■ What you are asked to do
Repeat the full listing below verbatim and keep the images out.

(Stored entries)
* * * * *

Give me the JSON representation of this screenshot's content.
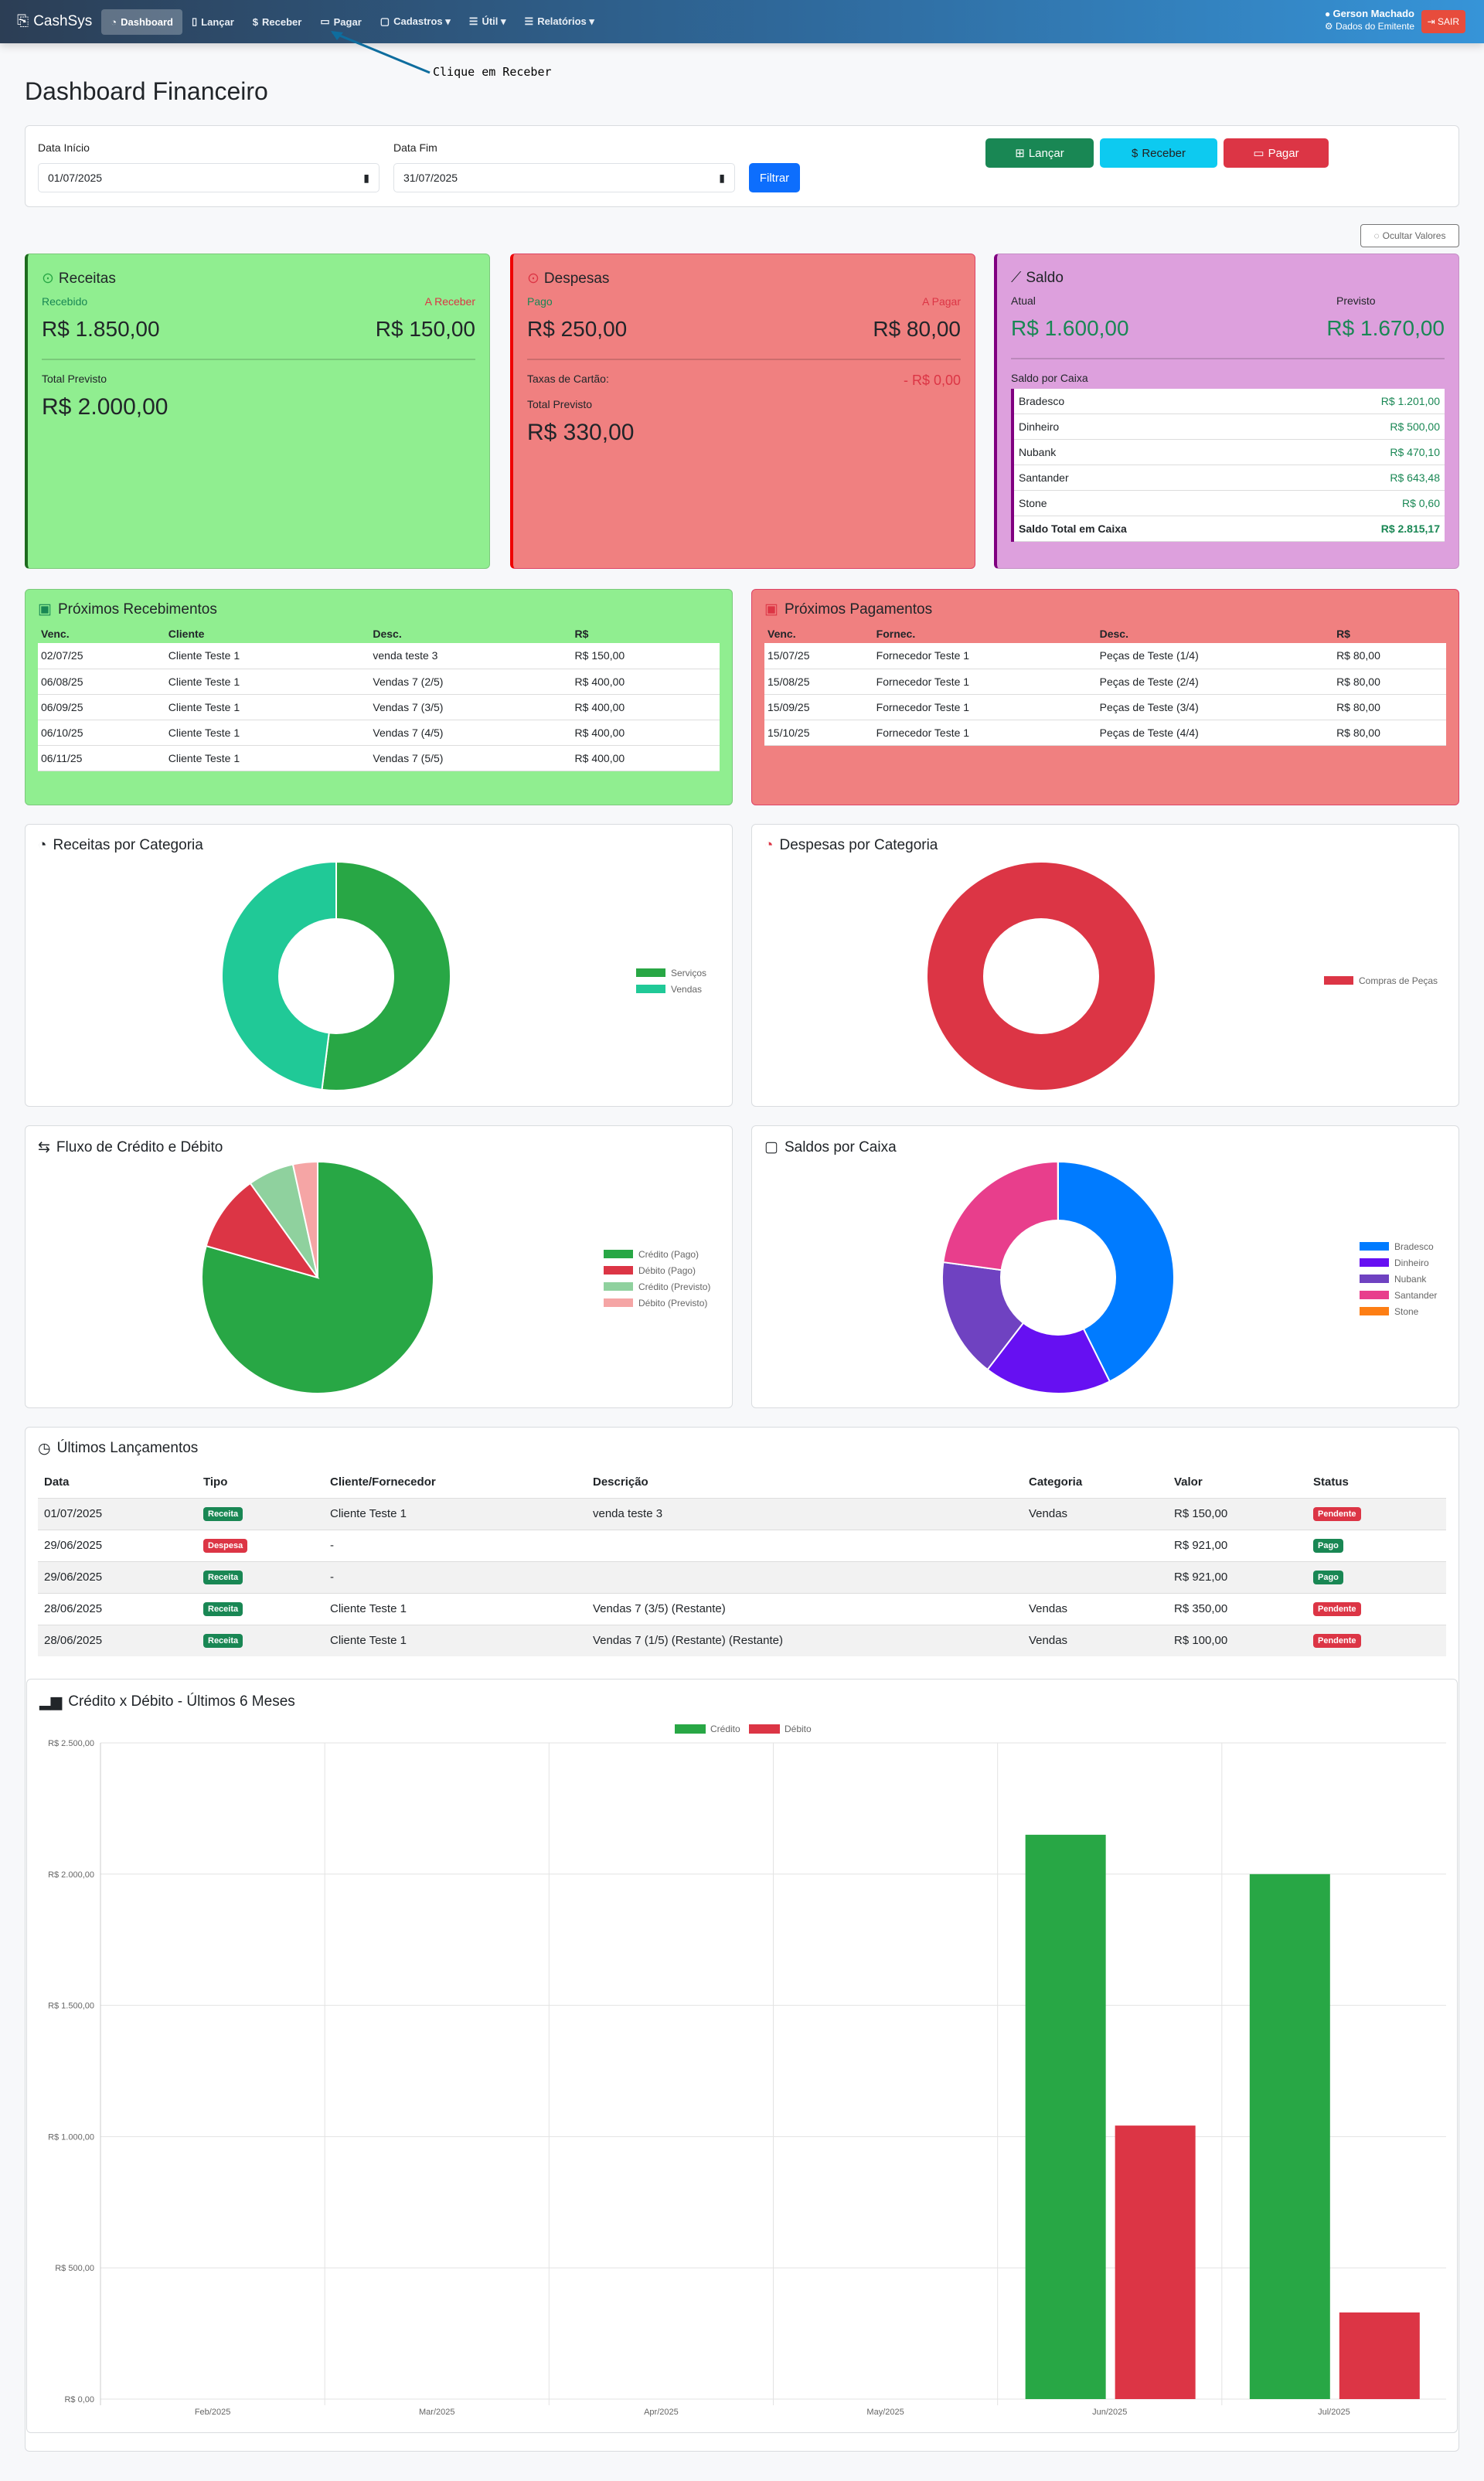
{
  "navbar": {
    "brand": "CashSys",
    "items": [
      {
        "label": "Dashboard",
        "icon": "speedometer-icon",
        "active": true
      },
      {
        "label": "Lançar",
        "icon": "journal-plus-icon"
      },
      {
        "label": "Receber",
        "icon": "cash-icon"
      },
      {
        "label": "Pagar",
        "icon": "credit-card-icon"
      },
      {
        "label": "Cadastros ▾",
        "icon": "folder-plus-icon"
      },
      {
        "label": "Útil ▾",
        "icon": "list-icon"
      },
      {
        "label": "Relatórios ▾",
        "icon": "report-icon"
      }
    ],
    "user": "Gerson Machado",
    "user_sub": "Dados do Emitente",
    "logout": "SAIR"
  },
  "annotation": "Clique em Receber",
  "page_title": "Dashboard Financeiro",
  "filter": {
    "start_label": "Data Início",
    "start_value": "01/07/2025",
    "end_label": "Data Fim",
    "end_value": "31/07/2025",
    "filter_button": "Filtrar",
    "lancar": "Lançar",
    "receber": "Receber",
    "pagar": "Pagar"
  },
  "hide_values": "Ocultar Valores",
  "receitas": {
    "title": "Receitas",
    "recebido_label": "Recebido",
    "recebido": "R$ 1.850,00",
    "areceber_label": "A Receber",
    "areceber": "R$ 150,00",
    "total_label": "Total Previsto",
    "total": "R$ 2.000,00"
  },
  "despesas": {
    "title": "Despesas",
    "pago_label": "Pago",
    "pago": "R$ 250,00",
    "apagar_label": "A Pagar",
    "apagar": "R$ 80,00",
    "taxas_label": "Taxas de Cartão:",
    "taxas": "- R$ 0,00",
    "total_label": "Total Previsto",
    "total": "R$ 330,00"
  },
  "saldo": {
    "title": "Saldo",
    "atual_label": "Atual",
    "atual": "R$ 1.600,00",
    "previsto_label": "Previsto",
    "previsto": "R$ 1.670,00",
    "caixa_label": "Saldo por Caixa",
    "caixas": [
      {
        "name": "Bradesco",
        "value": "R$ 1.201,00"
      },
      {
        "name": "Dinheiro",
        "value": "R$ 500,00"
      },
      {
        "name": "Nubank",
        "value": "R$ 470,10"
      },
      {
        "name": "Santander",
        "value": "R$ 643,48"
      },
      {
        "name": "Stone",
        "value": "R$ 0,60"
      }
    ],
    "total_label": "Saldo Total em Caixa",
    "total": "R$ 2.815,17"
  },
  "recebimentos": {
    "title": "Próximos Recebimentos",
    "headers": [
      "Venc.",
      "Cliente",
      "Desc.",
      "R$"
    ],
    "rows": [
      [
        "02/07/25",
        "Cliente Teste 1",
        "venda teste 3",
        "R$ 150,00"
      ],
      [
        "06/08/25",
        "Cliente Teste 1",
        "Vendas 7 (2/5)",
        "R$ 400,00"
      ],
      [
        "06/09/25",
        "Cliente Teste 1",
        "Vendas 7 (3/5)",
        "R$ 400,00"
      ],
      [
        "06/10/25",
        "Cliente Teste 1",
        "Vendas 7 (4/5)",
        "R$ 400,00"
      ],
      [
        "06/11/25",
        "Cliente Teste 1",
        "Vendas 7 (5/5)",
        "R$ 400,00"
      ]
    ]
  },
  "pagamentos": {
    "title": "Próximos Pagamentos",
    "headers": [
      "Venc.",
      "Fornec.",
      "Desc.",
      "R$"
    ],
    "rows": [
      [
        "15/07/25",
        "Fornecedor Teste 1",
        "Peças de Teste (1/4)",
        "R$ 80,00"
      ],
      [
        "15/08/25",
        "Fornecedor Teste 1",
        "Peças de Teste (2/4)",
        "R$ 80,00"
      ],
      [
        "15/09/25",
        "Fornecedor Teste 1",
        "Peças de Teste (3/4)",
        "R$ 80,00"
      ],
      [
        "15/10/25",
        "Fornecedor Teste 1",
        "Peças de Teste (4/4)",
        "R$ 80,00"
      ]
    ]
  },
  "ultimos": {
    "title": "Últimos Lançamentos",
    "headers": [
      "Data",
      "Tipo",
      "Cliente/Fornecedor",
      "Descrição",
      "Categoria",
      "Valor",
      "Status"
    ],
    "rows": [
      {
        "data": "01/07/2025",
        "tipo": "Receita",
        "cliente": "Cliente Teste 1",
        "desc": "venda teste 3",
        "cat": "Vendas",
        "valor": "R$ 150,00",
        "status": "Pendente"
      },
      {
        "data": "29/06/2025",
        "tipo": "Despesa",
        "cliente": "-",
        "desc": "",
        "cat": "",
        "valor": "R$ 921,00",
        "status": "Pago"
      },
      {
        "data": "29/06/2025",
        "tipo": "Receita",
        "cliente": "-",
        "desc": "",
        "cat": "",
        "valor": "R$ 921,00",
        "status": "Pago"
      },
      {
        "data": "28/06/2025",
        "tipo": "Receita",
        "cliente": "Cliente Teste 1",
        "desc": "Vendas 7 (3/5) (Restante)",
        "cat": "Vendas",
        "valor": "R$ 350,00",
        "status": "Pendente"
      },
      {
        "data": "28/06/2025",
        "tipo": "Receita",
        "cliente": "Cliente Teste 1",
        "desc": "Vendas 7 (1/5) (Restante) (Restante)",
        "cat": "Vendas",
        "valor": "R$ 100,00",
        "status": "Pendente"
      }
    ]
  },
  "chart_data": [
    {
      "type": "pie",
      "donut": true,
      "title": "Receitas por Categoria",
      "legend": "right",
      "labels": [
        "Serviços",
        "Vendas"
      ],
      "values": [
        52,
        48
      ],
      "colors": [
        "#28a745",
        "#20c997"
      ]
    },
    {
      "type": "pie",
      "donut": true,
      "title": "Despesas por Categoria",
      "legend": "right",
      "labels": [
        "Compras de Peças"
      ],
      "values": [
        250
      ],
      "colors": [
        "#dc3545"
      ]
    },
    {
      "type": "pie",
      "donut": false,
      "title": "Fluxo de Crédito e Débito",
      "legend": "right",
      "labels": [
        "Crédito (Pago)",
        "Débito (Pago)",
        "Crédito (Previsto)",
        "Débito (Previsto)"
      ],
      "values": [
        1850,
        250,
        150,
        80
      ],
      "colors": [
        "#28a745",
        "#dc3545",
        "#8fd19e",
        "#f5a5a5"
      ]
    },
    {
      "type": "pie",
      "donut": true,
      "title": "Saldos por Caixa",
      "legend": "right",
      "labels": [
        "Bradesco",
        "Dinheiro",
        "Nubank",
        "Santander",
        "Stone"
      ],
      "values": [
        1201,
        500,
        470.1,
        643.48,
        0.6
      ],
      "colors": [
        "#007bff",
        "#6610f2",
        "#6f42c1",
        "#e83e8c",
        "#fd7e14"
      ]
    },
    {
      "type": "bar",
      "title": "Crédito x Débito - Últimos 6 Meses",
      "legend": "top",
      "categories": [
        "Feb/2025",
        "Mar/2025",
        "Apr/2025",
        "May/2025",
        "Jun/2025",
        "Jul/2025"
      ],
      "series": [
        {
          "name": "Crédito",
          "values": [
            0,
            0,
            0,
            0,
            2150,
            2000
          ],
          "color": "#28a745"
        },
        {
          "name": "Débito",
          "values": [
            0,
            0,
            0,
            0,
            1042,
            330
          ],
          "color": "#dc3545"
        }
      ],
      "ylim": [
        0,
        2500
      ],
      "yticks": [
        "R$ 0,00",
        "R$ 500,00",
        "R$ 1.000,00",
        "R$ 1.500,00",
        "R$ 2.000,00",
        "R$ 2.500,00"
      ],
      "grid": true
    }
  ]
}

* * * * *

■ Completed exercise
Give me the JSON representation of this screenshot's content.
{
  "navbar": {
    "brand": "CashSys",
    "items": [
      {
        "label": "Dashboard",
        "icon": "speedometer-icon",
        "active": true
      },
      {
        "label": "Lançar",
        "icon": "journal-plus-icon"
      },
      {
        "label": "Receber",
        "icon": "cash-icon"
      },
      {
        "label": "Pagar",
        "icon": "credit-card-icon"
      },
      {
        "label": "Cadastros ▾",
        "icon": "folder-plus-icon"
      },
      {
        "label": "Útil ▾",
        "icon": "list-icon"
      },
      {
        "label": "Relatórios ▾",
        "icon": "report-icon"
      }
    ],
    "user": "Gerson Machado",
    "user_sub": "Dados do Emitente",
    "logout": "SAIR"
  },
  "annotation": "Clique em Receber",
  "page_title": "Dashboard Financeiro",
  "filter": {
    "start_label": "Data Início",
    "start_value": "01/07/2025",
    "end_label": "Data Fim",
    "end_value": "31/07/2025",
    "filter_button": "Filtrar",
    "lancar": "Lançar",
    "receber": "Receber",
    "pagar": "Pagar"
  },
  "hide_values": "Ocultar Valores",
  "receitas": {
    "title": "Receitas",
    "recebido_label": "Recebido",
    "recebido": "R$ 1.850,00",
    "areceber_label": "A Receber",
    "areceber": "R$ 150,00",
    "total_label": "Total Previsto",
    "total": "R$ 2.000,00"
  },
  "despesas": {
    "title": "Despesas",
    "pago_label": "Pago",
    "pago": "R$ 250,00",
    "apagar_label": "A Pagar",
    "apagar": "R$ 80,00",
    "taxas_label": "Taxas de Cartão:",
    "taxas": "- R$ 0,00",
    "total_label": "Total Previsto",
    "total": "R$ 330,00"
  },
  "saldo": {
    "title": "Saldo",
    "atual_label": "Atual",
    "atual": "R$ 1.600,00",
    "previsto_label": "Previsto",
    "previsto": "R$ 1.670,00",
    "caixa_label": "Saldo por Caixa",
    "caixas": [
      {
        "name": "Bradesco",
        "value": "R$ 1.201,00"
      },
      {
        "name": "Dinheiro",
        "value": "R$ 500,00"
      },
      {
        "name": "Nubank",
        "value": "R$ 470,10"
      },
      {
        "name": "Santander",
        "value": "R$ 643,48"
      },
      {
        "name": "Stone",
        "value": "R$ 0,60"
      }
    ],
    "total_label": "Saldo Total em Caixa",
    "total": "R$ 2.815,17"
  },
  "recebimentos": {
    "title": "Próximos Recebimentos",
    "headers": [
      "Venc.",
      "Cliente",
      "Desc.",
      "R$"
    ],
    "rows": [
      [
        "02/07/25",
        "Cliente Teste 1",
        "venda teste 3",
        "R$ 150,00"
      ],
      [
        "06/08/25",
        "Cliente Teste 1",
        "Vendas 7 (2/5)",
        "R$ 400,00"
      ],
      [
        "06/09/25",
        "Cliente Teste 1",
        "Vendas 7 (3/5)",
        "R$ 400,00"
      ],
      [
        "06/10/25",
        "Cliente Teste 1",
        "Vendas 7 (4/5)",
        "R$ 400,00"
      ],
      [
        "06/11/25",
        "Cliente Teste 1",
        "Vendas 7 (5/5)",
        "R$ 400,00"
      ]
    ]
  },
  "pagamentos": {
    "title": "Próximos Pagamentos",
    "headers": [
      "Venc.",
      "Fornec.",
      "Desc.",
      "R$"
    ],
    "rows": [
      [
        "15/07/25",
        "Fornecedor Teste 1",
        "Peças de Teste (1/4)",
        "R$ 80,00"
      ],
      [
        "15/08/25",
        "Fornecedor Teste 1",
        "Peças de Teste (2/4)",
        "R$ 80,00"
      ],
      [
        "15/09/25",
        "Fornecedor Teste 1",
        "Peças de Teste (3/4)",
        "R$ 80,00"
      ],
      [
        "15/10/25",
        "Fornecedor Teste 1",
        "Peças de Teste (4/4)",
        "R$ 80,00"
      ]
    ]
  },
  "ultimos": {
    "title": "Últimos Lançamentos",
    "headers": [
      "Data",
      "Tipo",
      "Cliente/Fornecedor",
      "Descrição",
      "Categoria",
      "Valor",
      "Status"
    ],
    "rows": [
      {
        "data": "01/07/2025",
        "tipo": "Receita",
        "cliente": "Cliente Teste 1",
        "desc": "venda teste 3",
        "cat": "Vendas",
        "valor": "R$ 150,00",
        "status": "Pendente"
      },
      {
        "data": "29/06/2025",
        "tipo": "Despesa",
        "cliente": "-",
        "desc": "",
        "cat": "",
        "valor": "R$ 921,00",
        "status": "Pago"
      },
      {
        "data": "29/06/2025",
        "tipo": "Receita",
        "cliente": "-",
        "desc": "",
        "cat": "",
        "valor": "R$ 921,00",
        "status": "Pago"
      },
      {
        "data": "28/06/2025",
        "tipo": "Receita",
        "cliente": "Cliente Teste 1",
        "desc": "Vendas 7 (3/5) (Restante)",
        "cat": "Vendas",
        "valor": "R$ 350,00",
        "status": "Pendente"
      },
      {
        "data": "28/06/2025",
        "tipo": "Receita",
        "cliente": "Cliente Teste 1",
        "desc": "Vendas 7 (1/5) (Restante) (Restante)",
        "cat": "Vendas",
        "valor": "R$ 100,00",
        "status": "Pendente"
      }
    ]
  },
  "chart_data": [
    {
      "type": "pie",
      "donut": true,
      "title": "Receitas por Categoria",
      "legend": "right",
      "labels": [
        "Serviços",
        "Vendas"
      ],
      "values": [
        52,
        48
      ],
      "colors": [
        "#28a745",
        "#20c997"
      ]
    },
    {
      "type": "pie",
      "donut": true,
      "title": "Despesas por Categoria",
      "legend": "right",
      "labels": [
        "Compras de Peças"
      ],
      "values": [
        250
      ],
      "colors": [
        "#dc3545"
      ]
    },
    {
      "type": "pie",
      "donut": false,
      "title": "Fluxo de Crédito e Débito",
      "legend": "right",
      "labels": [
        "Crédito (Pago)",
        "Débito (Pago)",
        "Crédito (Previsto)",
        "Débito (Previsto)"
      ],
      "values": [
        1850,
        250,
        150,
        80
      ],
      "colors": [
        "#28a745",
        "#dc3545",
        "#8fd19e",
        "#f5a5a5"
      ]
    },
    {
      "type": "pie",
      "donut": true,
      "title": "Saldos por Caixa",
      "legend": "right",
      "labels": [
        "Bradesco",
        "Dinheiro",
        "Nubank",
        "Santander",
        "Stone"
      ],
      "values": [
        1201,
        500,
        470.1,
        643.48,
        0.6
      ],
      "colors": [
        "#007bff",
        "#6610f2",
        "#6f42c1",
        "#e83e8c",
        "#fd7e14"
      ]
    },
    {
      "type": "bar",
      "title": "Crédito x Débito - Últimos 6 Meses",
      "legend": "top",
      "categories": [
        "Feb/2025",
        "Mar/2025",
        "Apr/2025",
        "May/2025",
        "Jun/2025",
        "Jul/2025"
      ],
      "series": [
        {
          "name": "Crédito",
          "values": [
            0,
            0,
            0,
            0,
            2150,
            2000
          ],
          "color": "#28a745"
        },
        {
          "name": "Débito",
          "values": [
            0,
            0,
            0,
            0,
            1042,
            330
          ],
          "color": "#dc3545"
        }
      ],
      "ylim": [
        0,
        2500
      ],
      "yticks": [
        "R$ 0,00",
        "R$ 500,00",
        "R$ 1.000,00",
        "R$ 1.500,00",
        "R$ 2.000,00",
        "R$ 2.500,00"
      ],
      "grid": true
    }
  ]
}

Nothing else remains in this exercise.